_Page extract_
I tell him that I enjoy the buffet, especially the pumpkin and the mustard greens. I also say that I enjoy the ground nut sauce. I explain that I don’t eat meat, that I plan to come eat here every day for lunch, and that I am requesting a reduced price of 3500.

“Where do you come from, Seestah?
“The United States.”
“Ah yes, yes …” He’s thinking for a moment; probably thinking that I am rich.
“3500. You see, I think that price is a bit too little. We are on hard times here, you know.”
“Yes, I understand.” I am a terrible bargainer.
“How about 4000.”
I think for a second, but not long enough.
“Sure. 4000.”
“Good. 4000. I will tell the girls. You will pay at the front. 4000. A special price.”
“Thank you,” I say, extending my hand for another long handshake.
“Tell me, Seestah, what are you doing here?”
“Health and human rights work. Anti-stigma & discrimination for HIV/AIDS.”
I’m learning the buzz phrases used here.
“Ahh, this is good. We need more of this. Enjoy your lunch. You are always welcome.”

* * *

Back at the office, Winnie asks how I did.
“4000.”
“Johldahn.” She laughs, and sucks on her chicken bones.

Wednesday, July 2, 2008

A Baby

There is a baby on the side of the road. It’s lying on its back, wrapped in a dirty lavender sarong. Its arms extend upward, convulsing against the sky. Its body shakes each time a bodah bodah speeds by, coughing up exhaust and red clay. I hover and stare. I’m not breathing and my heartbeat feels like fear. Snot drips from its nose and its eyes are puffy; I wonder if this baby has AIDS.

From across the road, I hear: “Miss? Do you want this baby?” He’s laughing and his teeth are a sterile white. I stare back at him, uncertain and powerless. “Does it have a mother?” I hear myself say. “I think it’s sick.” He’s still laughing, and I force myself not to cry. “You want to take this baby, yah? Do you?” He is mocking me, maybe. I study the fibers of the dirty sarong as his laughter breathes into a sigh. “Don’t worry, Miss, the mother is cleaning the street. She is over there with the broom. This baby is hers. It’s OK.” I lift my gaze to the street and see her walking slowly, the way I might walk under water. She has rough tufts of straw, a plastic red bucket, and a fistful of trash. She wears a huge grin and warm eyes that I trust. She offers me a gentle nod. The baby is hers.

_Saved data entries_
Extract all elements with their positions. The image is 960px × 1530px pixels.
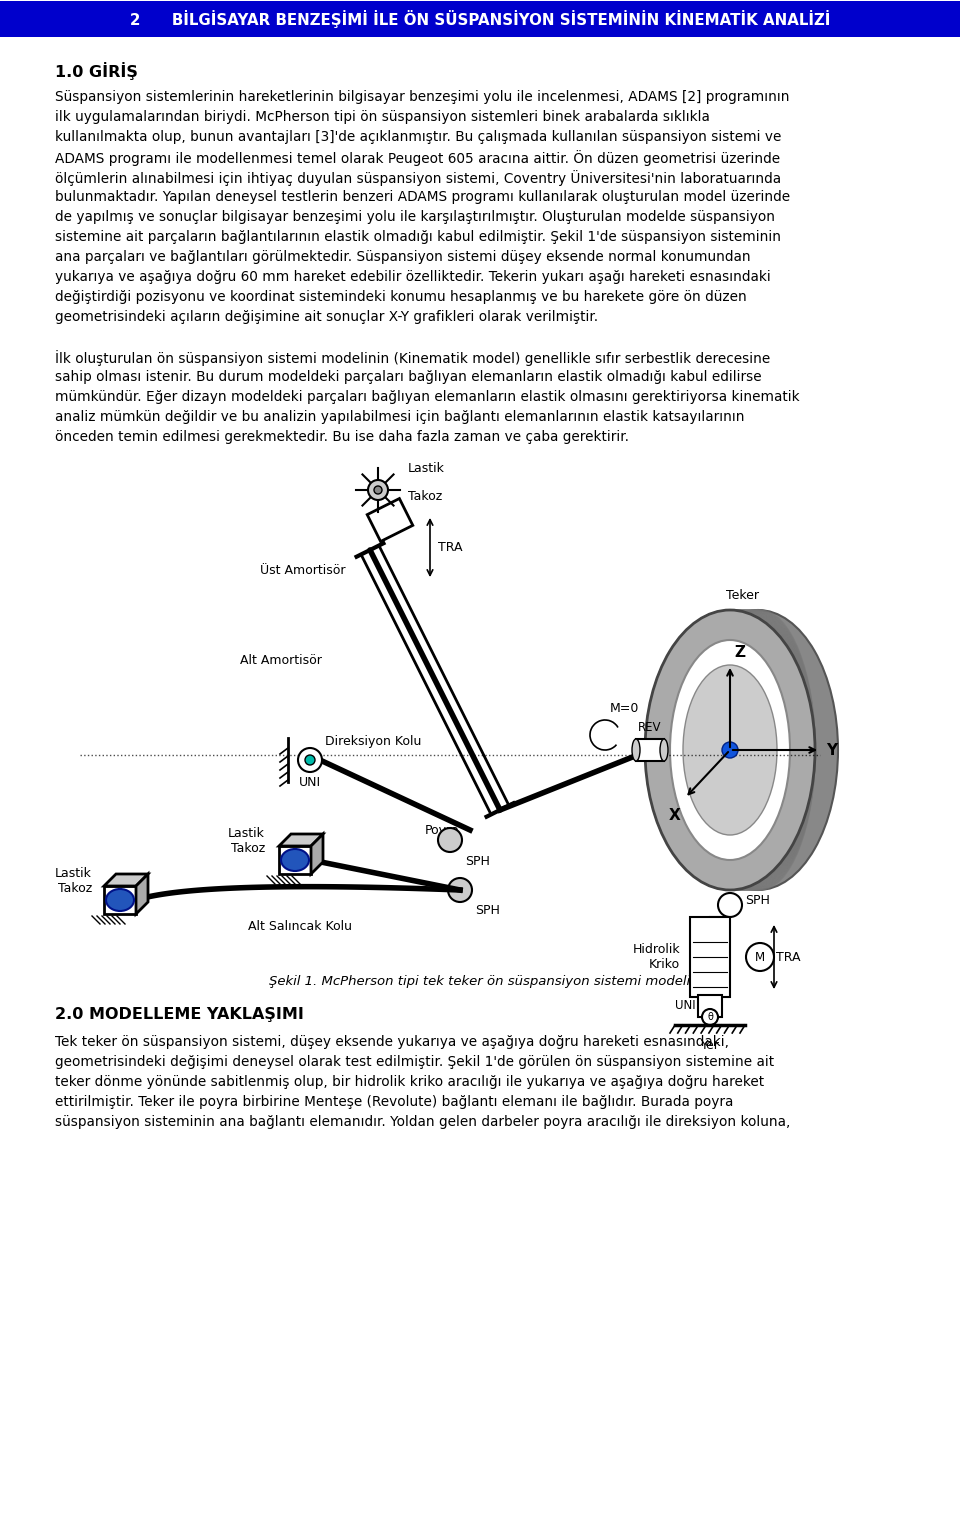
Text: sistemine ait parçaların bağlantılarının elastik olmadığı kabul edilmiştir. Şeki: sistemine ait parçaların bağlantılarının… bbox=[55, 230, 781, 243]
Polygon shape bbox=[136, 874, 148, 913]
Ellipse shape bbox=[683, 666, 777, 835]
Bar bbox=[690, 916, 730, 998]
Text: teker dönme yönünde sabitlenmiş olup, bir hidrolik kriko aracılığı ile yukarıya : teker dönme yönünde sabitlenmiş olup, bi… bbox=[55, 1076, 764, 1089]
Text: Lastik: Lastik bbox=[55, 868, 92, 880]
Text: Takoz: Takoz bbox=[58, 881, 92, 895]
Text: TRA: TRA bbox=[776, 950, 801, 964]
Circle shape bbox=[438, 828, 462, 852]
Text: Teker: Teker bbox=[726, 589, 758, 601]
Text: M=0: M=0 bbox=[610, 702, 639, 715]
Text: 2      BİLGİSAYAR BENZEŞİMİ İLE ÖN SÜSPANSİYON SİSTEMİNİN KİNEMATİK ANALİZİ: 2 BİLGİSAYAR BENZEŞİMİ İLE ÖN SÜSPANSİYO… bbox=[130, 11, 830, 28]
Circle shape bbox=[368, 480, 388, 500]
Text: bulunmaktadır. Yapılan deneysel testlerin benzeri ADAMS programı kullanılarak ol: bulunmaktadır. Yapılan deneysel testleri… bbox=[55, 190, 790, 203]
Text: Lastik: Lastik bbox=[228, 828, 265, 840]
Text: 2.0 MODELLEME YAKLAŞIMI: 2.0 MODELLEME YAKLAŞIMI bbox=[55, 1007, 304, 1022]
Text: değiştirdiği pozisyonu ve koordinat sistemindeki konumu hesaplanmış ve bu hareke: değiştirdiği pozisyonu ve koordinat sist… bbox=[55, 291, 747, 304]
Bar bbox=[279, 846, 311, 874]
Ellipse shape bbox=[670, 640, 790, 860]
Text: Y: Y bbox=[826, 742, 837, 757]
Text: ADAMS programı ile modellenmesi temel olarak Peugeot 605 aracına aittir. Ön düze: ADAMS programı ile modellenmesi temel ol… bbox=[55, 150, 780, 165]
Polygon shape bbox=[279, 834, 323, 846]
Text: önceden temin edilmesi gerekmektedir. Bu ise daha fazla zaman ve çaba gerektirir: önceden temin edilmesi gerekmektedir. Bu… bbox=[55, 430, 629, 444]
Bar bbox=[0, 2, 960, 37]
Text: de yapılmış ve sonuçlar bilgisayar benzeşimi yolu ile karşılaştırılmıştır. Oluşt: de yapılmış ve sonuçlar bilgisayar benze… bbox=[55, 210, 775, 223]
Text: X: X bbox=[668, 808, 680, 823]
Circle shape bbox=[718, 894, 742, 916]
Text: Tek teker ön süspansiyon sistemi, düşey eksende yukarıya ve aşağıya doğru hareke: Tek teker ön süspansiyon sistemi, düşey … bbox=[55, 1034, 729, 1050]
Ellipse shape bbox=[632, 739, 640, 760]
Text: TRA: TRA bbox=[438, 542, 463, 554]
Text: geometrisindeki değişimi deneysel olarak test edilmiştir. Şekil 1'de görülen ön : geometrisindeki değişimi deneysel olarak… bbox=[55, 1056, 774, 1069]
Text: θ: θ bbox=[708, 1011, 713, 1022]
Circle shape bbox=[702, 1008, 718, 1025]
Ellipse shape bbox=[660, 739, 668, 760]
Text: SPH: SPH bbox=[475, 904, 500, 916]
Text: ilk uygulamalarından biriydi. McPherson tipi ön süspansiyon sistemleri binek ara: ilk uygulamalarından biriydi. McPherson … bbox=[55, 110, 709, 124]
Polygon shape bbox=[104, 874, 148, 886]
Text: M: M bbox=[755, 950, 765, 964]
Text: analiz mümkün değildir ve bu analizin yapılabilmesi için bağlantı elemanlarının : analiz mümkün değildir ve bu analizin ya… bbox=[55, 410, 745, 424]
Circle shape bbox=[305, 754, 315, 765]
Text: SPH: SPH bbox=[465, 855, 490, 868]
Text: sahip olması istenir. Bu durum modeldeki parçaları bağlıyan elemanların elastik : sahip olması istenir. Bu durum modeldeki… bbox=[55, 370, 761, 384]
Text: Yer: Yer bbox=[701, 1039, 719, 1053]
Text: Direksiyon Kolu: Direksiyon Kolu bbox=[325, 734, 421, 748]
Text: Lastik: Lastik bbox=[408, 462, 444, 474]
Ellipse shape bbox=[281, 849, 309, 871]
Circle shape bbox=[298, 748, 322, 773]
Text: Takoz: Takoz bbox=[230, 842, 265, 855]
Text: Poyra: Poyra bbox=[425, 823, 460, 837]
Text: Üst Amortisör: Üst Amortisör bbox=[260, 563, 346, 577]
Text: İlk oluşturulan ön süspansiyon sistemi modelinin (Kinematik model) genellikle sı: İlk oluşturulan ön süspansiyon sistemi m… bbox=[55, 350, 770, 366]
Polygon shape bbox=[367, 499, 413, 542]
Bar bbox=[636, 739, 664, 760]
Text: UNI: UNI bbox=[299, 776, 321, 789]
Text: UNI: UNI bbox=[676, 999, 696, 1011]
Text: ana parçaları ve bağlantıları görülmektedir. Süspansiyon sistemi düşey eksende n: ana parçaları ve bağlantıları görülmekte… bbox=[55, 249, 751, 265]
Circle shape bbox=[374, 487, 382, 494]
Text: 1.0 GİRİŞ: 1.0 GİRİŞ bbox=[55, 63, 138, 80]
Text: süspansiyon sisteminin ana bağlantı elemanıdır. Yoldan gelen darbeler poyra arac: süspansiyon sisteminin ana bağlantı elem… bbox=[55, 1115, 790, 1129]
Text: Alt Salıncak Kolu: Alt Salıncak Kolu bbox=[248, 920, 352, 933]
Text: geometrisindeki açıların değişimine ait sonuçlar X-Y grafikleri olarak verilmişt: geometrisindeki açıların değişimine ait … bbox=[55, 311, 598, 324]
Text: kullanılmakta olup, bunun avantajları [3]'de açıklanmıştır. Bu çalışmada kullanı: kullanılmakta olup, bunun avantajları [3… bbox=[55, 130, 781, 144]
Circle shape bbox=[448, 878, 472, 903]
Bar bbox=[698, 994, 722, 1017]
Circle shape bbox=[722, 742, 738, 757]
Ellipse shape bbox=[678, 610, 838, 890]
Bar bbox=[104, 886, 136, 913]
Text: Süspansiyon sistemlerinin hareketlerinin bilgisayar benzeşimi yolu ile incelenme: Süspansiyon sistemlerinin hareketlerinin… bbox=[55, 90, 789, 104]
Text: SPH: SPH bbox=[745, 894, 770, 906]
Polygon shape bbox=[311, 834, 323, 874]
Text: Takoz: Takoz bbox=[408, 490, 443, 503]
Text: yukarıya ve aşağıya doğru 60 mm hareket edebilir özelliktedir. Tekerin yukarı aş: yukarıya ve aşağıya doğru 60 mm hareket … bbox=[55, 269, 771, 285]
Text: Hidrolik
Kriko: Hidrolik Kriko bbox=[633, 942, 680, 972]
Text: ettirilmiştir. Teker ile poyra birbirine Menteşe (Revolute) bağlantı elemanı ile: ettirilmiştir. Teker ile poyra birbirine… bbox=[55, 1095, 733, 1109]
Text: ölçümlerin alınabilmesi için ihtiyaç duyulan süspansiyon sistemi, Coventry Ünive: ölçümlerin alınabilmesi için ihtiyaç duy… bbox=[55, 170, 781, 187]
Text: Şekil 1. McPherson tipi tek teker ön süspansiyon sistemi modeli: Şekil 1. McPherson tipi tek teker ön süs… bbox=[270, 975, 690, 988]
Text: REV: REV bbox=[638, 721, 661, 734]
Ellipse shape bbox=[645, 610, 815, 890]
Circle shape bbox=[746, 942, 774, 972]
Text: mümkündür. Eğer dizayn modeldeki parçaları bağlıyan elemanların elastik olmasını: mümkündür. Eğer dizayn modeldeki parçala… bbox=[55, 390, 800, 404]
Text: Z: Z bbox=[734, 646, 745, 659]
Ellipse shape bbox=[106, 889, 134, 910]
Text: Alt Amortisör: Alt Amortisör bbox=[240, 653, 322, 667]
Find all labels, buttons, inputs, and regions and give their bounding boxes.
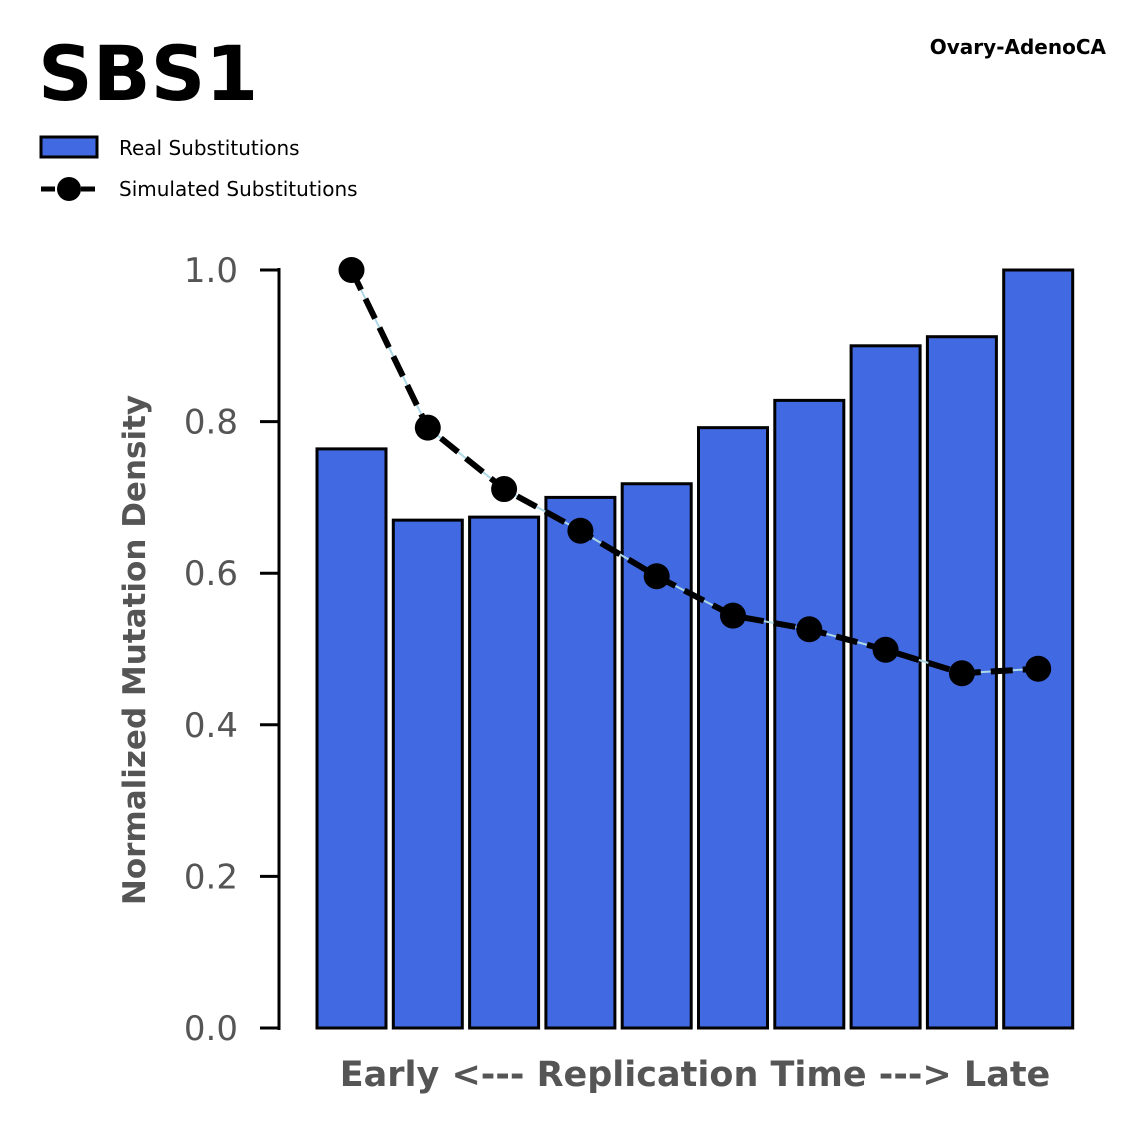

_Problems to work on_
[1] In the journal excerpt, what lunch price does the narrator finally agree to?
[2] Extract from the journal excerpt, word for word, the part that opens with the words containing "Back at the" and closes with "baby has AIDS.".

_Responses in order_
[1] 4000

[2]
Back at the office, Winnie asks how I did.
“4000.”
“Johldahn.” She laughs, and sucks on her chicken bones.

Wednesday, July 2, 2008

A Baby

There is a baby on the side of the road. It’s lying on its back, wrapped in a dirty lavender sarong. Its arms extend upward, convulsing against the sky. Its body shakes each time a bodah bodah speeds by, coughing up exhaust and red clay. I hover and stare. I’m not breathing and my heartbeat feels like fear. Snot drips from its nose and its eyes are puffy; I wonder if this baby has AIDS.